WRITTEN PROBLEM :: Set down the final stretch of the data, from the line that holds "Read this page and output its text content." through the last line, both included, with pictures left out.

** START PROVIDED RECORDS **

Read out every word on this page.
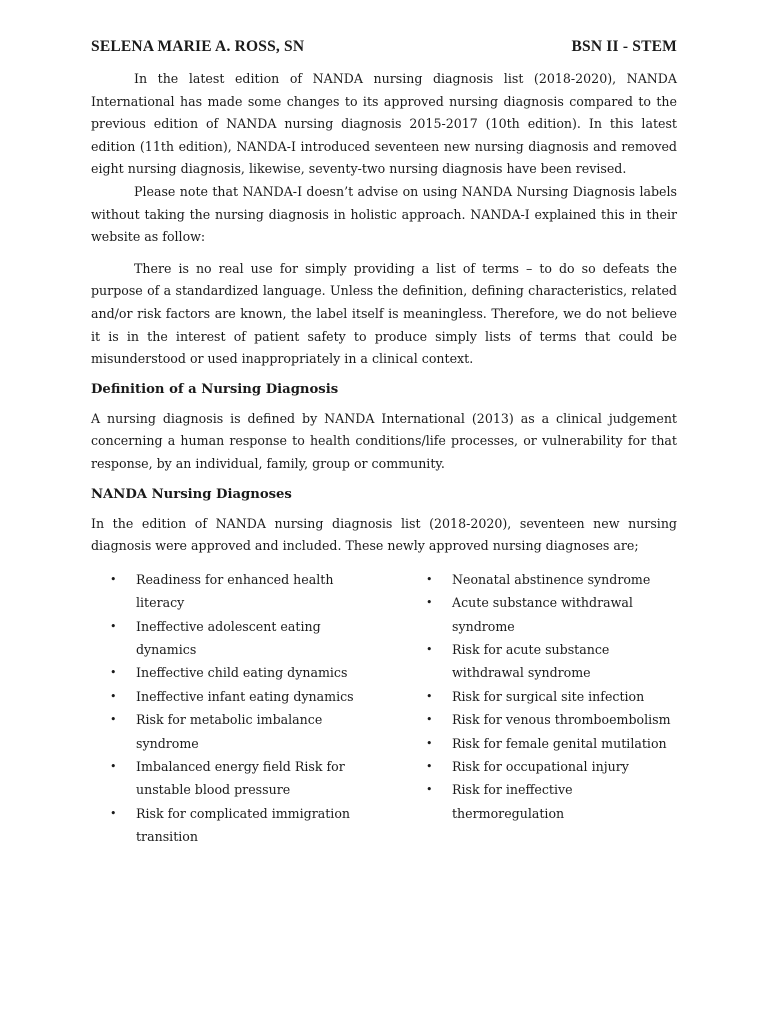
SELENA MARIE A. ROSS, SN	BSN II - STEM

In the latest edition of NANDA nursing diagnosis list (2018-2020), NANDA International has made some changes to its approved nursing diagnosis compared to the previous edition of NANDA nursing diagnosis 2015-2017 (10th edition). In this latest edition (11th edition), NANDA-I introduced seventeen new nursing diagnosis and removed eight nursing diagnosis, likewise, seventy-two nursing diagnosis have been revised.

Please note that NANDA-I doesn’t advise on using NANDA Nursing Diagnosis labels without taking the nursing diagnosis in holistic approach. NANDA-I explained this in their website as follow:

There is no real use for simply providing a list of terms – to do so defeats the purpose of a standardized language. Unless the definition, defining characteristics, related and/or risk factors are known, the label itself is meaningless. Therefore, we do not believe it is in the interest of patient safety to produce simply lists of terms that could be misunderstood or used inappropriately in a clinical context.

Definition of a Nursing Diagnosis

A nursing diagnosis is defined by NANDA International (2013) as a clinical judgement concerning a human response to health conditions/life processes, or vulnerability for that response, by an individual, family, group or community.

NANDA Nursing Diagnoses

In the edition of NANDA nursing diagnosis list (2018-2020), seventeen new nursing diagnosis were approved and included. These newly approved nursing diagnoses are;

• Readiness for enhanced health literacy
• Ineffective adolescent eating dynamics
• Ineffective child eating dynamics
• Ineffective infant eating dynamics
• Risk for metabolic imbalance syndrome
• Imbalanced energy field Risk for unstable blood pressure
• Risk for complicated immigration transition
• Neonatal abstinence syndrome
• Acute substance withdrawal syndrome
• Risk for acute substance withdrawal syndrome
• Risk for surgical site infection
• Risk for venous thromboembolism
• Risk for female genital mutilation
• Risk for occupational injury
• Risk for ineffective thermoregulation
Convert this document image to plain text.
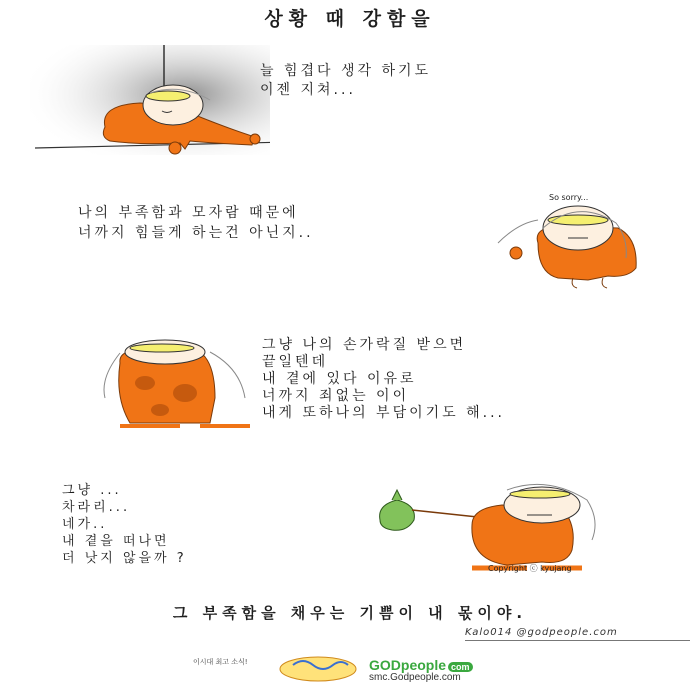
상황 때 강함을
늘 힘겹다 생각 하기도
이젠 지쳐...
나의 부족함과 모자람 때문에
너까지 힘들게 하는건 아닌지..
So sorry...
그냥 나의 손가락질 받으면
끝일텐데
내 곁에 있다 이유로
너까지 죄없는 이이
내게 또하나의 부담이기도 해...
그냥 ...
차라리...
네가..
내 곁을 떠나면
더 낫지 않을까 ?
Copyright ⓒ kyujang
그 부족함을 채우는 기쁨이 내 몫이야.
Kalo014 @godpeople.com
이시대 최고 소식!	GODpeople com
smc.Godpeople.com
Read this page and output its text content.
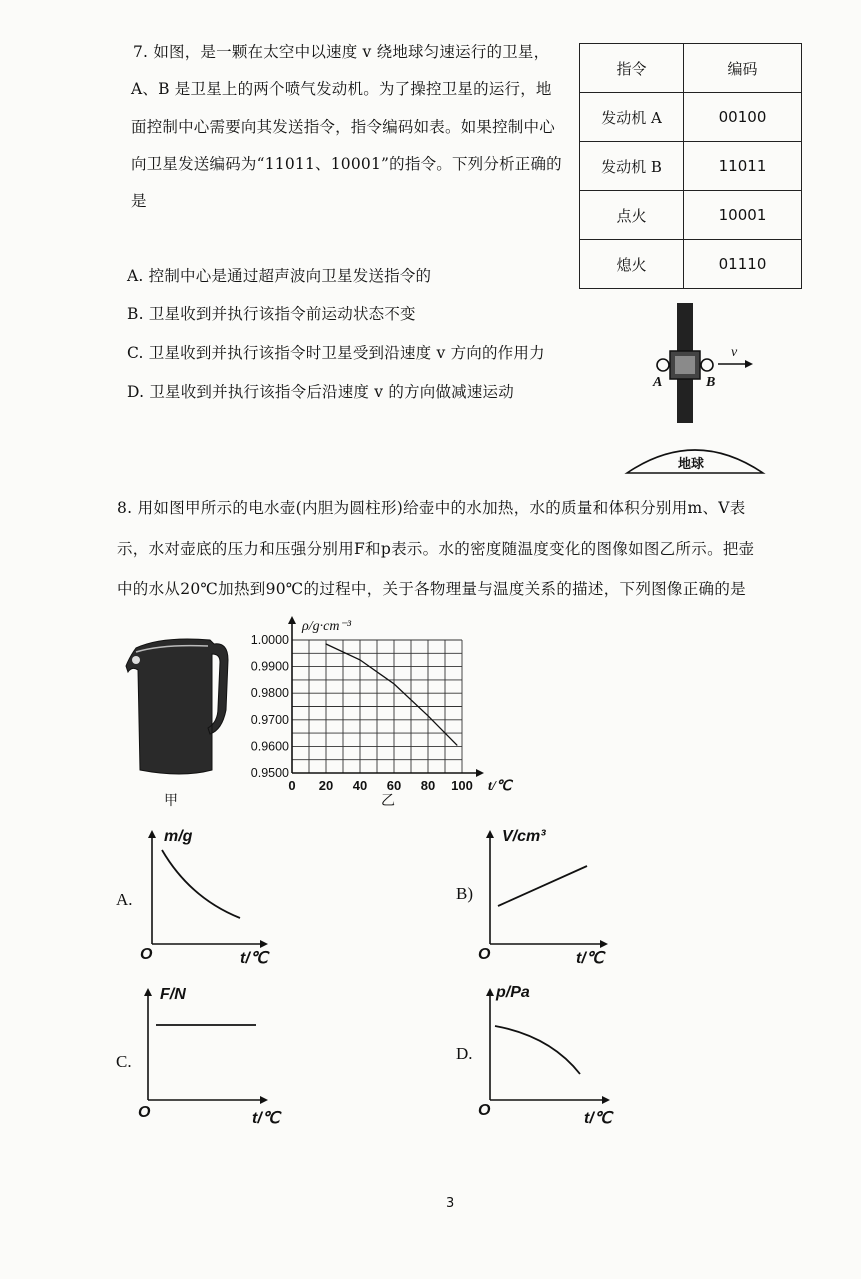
7. 如图，是一颗在太空中以速度 v 绕地球匀速运行的卫星，
A、B 是卫星上的两个喷气发动机。为了操控卫星的运行，地
面控制中心需要向其发送指令，指令编码如表。如果控制中心
向卫星发送编码为“11011、10001”的指令。下列分析正确的
是
A. 控制中心是通过超声波向卫星发送指令的
B. 卫星收到并执行该指令前运动状态不变
C. 卫星收到并执行该指令时卫星受到沿速度 v 方向的作用力
D. 卫星收到并执行该指令后沿速度 v 的方向做减速运动
指令	编码
发动机 A	00100
发动机 B	11011
点火	10001
熄火	01110
A	B
v
地球
8. 用如图甲所示的电水壶(内胆为圆柱形)给壶中的水加热，水的质量和体积分别用m、V表
示，水对壶底的压力和压强分别用F和p表示。水的密度随温度变化的图像如图乙所示。把壶
中的水从20℃加热到90℃的过程中，关于各物理量与温度关系的描述，下列图像正确的是
甲
0 20 40 60 80 100
0.9500
0.9600
0.9700
0.9800
0.9900
1.0000
ρ/g·cm⁻³
t/℃
乙
A.
m/g
t/℃
O
B)
V/cm³
t/℃
O
C.
F/N
t/℃
O
D.
p/Pa
t/℃
O
3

** END PROVIDED RECORDS **

RESULT FOR THIS TASK ::
Read this page and output its text content.
7. 如图，是一颗在太空中以速度 v 绕地球匀速运行的卫星，
A、B 是卫星上的两个喷气发动机。为了操控卫星的运行，地
面控制中心需要向其发送指令，指令编码如表。如果控制中心
向卫星发送编码为“11011、10001”的指令。下列分析正确的
是
A. 控制中心是通过超声波向卫星发送指令的
B. 卫星收到并执行该指令前运动状态不变
C. 卫星收到并执行该指令时卫星受到沿速度 v 方向的作用力
D. 卫星收到并执行该指令后沿速度 v 的方向做减速运动
指令	编码
发动机 A	00100
发动机 B	11011
点火	10001
熄火	01110
A	B
v
地球
8. 用如图甲所示的电水壶(内胆为圆柱形)给壶中的水加热，水的质量和体积分别用m、V表
示，水对壶底的压力和压强分别用F和p表示。水的密度随温度变化的图像如图乙所示。把壶
中的水从20℃加热到90℃的过程中，关于各物理量与温度关系的描述，下列图像正确的是
甲
0 20 40 60 80 100
0.9500
0.9600
0.9700
0.9800
0.9900
1.0000
ρ/g·cm⁻³
t/℃
乙
A.
m/g
t/℃
O
B)
V/cm³
t/℃
O
C.
F/N
t/℃
O
D.
p/Pa
t/℃
O
3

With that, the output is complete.